*DATA EXCERPTS:*

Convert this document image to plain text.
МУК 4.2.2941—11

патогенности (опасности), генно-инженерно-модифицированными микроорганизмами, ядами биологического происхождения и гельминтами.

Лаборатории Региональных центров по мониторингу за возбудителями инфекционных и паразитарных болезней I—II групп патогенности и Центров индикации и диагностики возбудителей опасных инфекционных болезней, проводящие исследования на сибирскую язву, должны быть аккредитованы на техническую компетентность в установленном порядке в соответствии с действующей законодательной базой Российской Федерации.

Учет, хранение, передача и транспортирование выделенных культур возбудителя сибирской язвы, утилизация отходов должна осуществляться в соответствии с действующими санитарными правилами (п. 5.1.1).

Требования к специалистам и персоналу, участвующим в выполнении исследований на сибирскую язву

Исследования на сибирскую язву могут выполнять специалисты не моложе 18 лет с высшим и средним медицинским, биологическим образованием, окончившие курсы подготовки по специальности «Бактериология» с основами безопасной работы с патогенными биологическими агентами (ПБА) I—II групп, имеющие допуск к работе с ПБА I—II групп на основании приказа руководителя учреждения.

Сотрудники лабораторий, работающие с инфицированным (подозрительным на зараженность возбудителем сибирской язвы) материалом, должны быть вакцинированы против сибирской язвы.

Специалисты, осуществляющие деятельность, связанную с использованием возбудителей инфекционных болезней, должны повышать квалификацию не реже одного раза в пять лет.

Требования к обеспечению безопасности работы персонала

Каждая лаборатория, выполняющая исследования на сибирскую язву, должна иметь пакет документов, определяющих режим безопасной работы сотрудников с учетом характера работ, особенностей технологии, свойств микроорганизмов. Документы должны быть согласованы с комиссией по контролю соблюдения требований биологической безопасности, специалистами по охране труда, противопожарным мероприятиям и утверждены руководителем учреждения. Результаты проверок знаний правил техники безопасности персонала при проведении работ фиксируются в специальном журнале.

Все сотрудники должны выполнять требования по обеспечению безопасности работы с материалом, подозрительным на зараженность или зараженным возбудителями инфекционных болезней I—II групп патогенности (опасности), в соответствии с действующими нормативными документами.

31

*SET EXERCISE:*
Copy out each line in the listing that has the word "персонала".

*RESPONSE:*
Требования к обеспечению безопасности работы персонала
Каждая лаборатория, выполняющая исследования на сибирскую язву, должна иметь пакет документов, определяющих режим безопасной работы сотрудников с учетом характера работ, особенностей технологии, свойств микроорганизмов. Документы должны быть согласованы с комиссией по контролю соблюдения требований биологической безопасности, специалистами по охране труда, противопожарным мероприятиям и утверждены руководителем учреждения. Результаты проверок знаний правил техники безопасности персонала при проведении работ фиксируются в специальном журнале.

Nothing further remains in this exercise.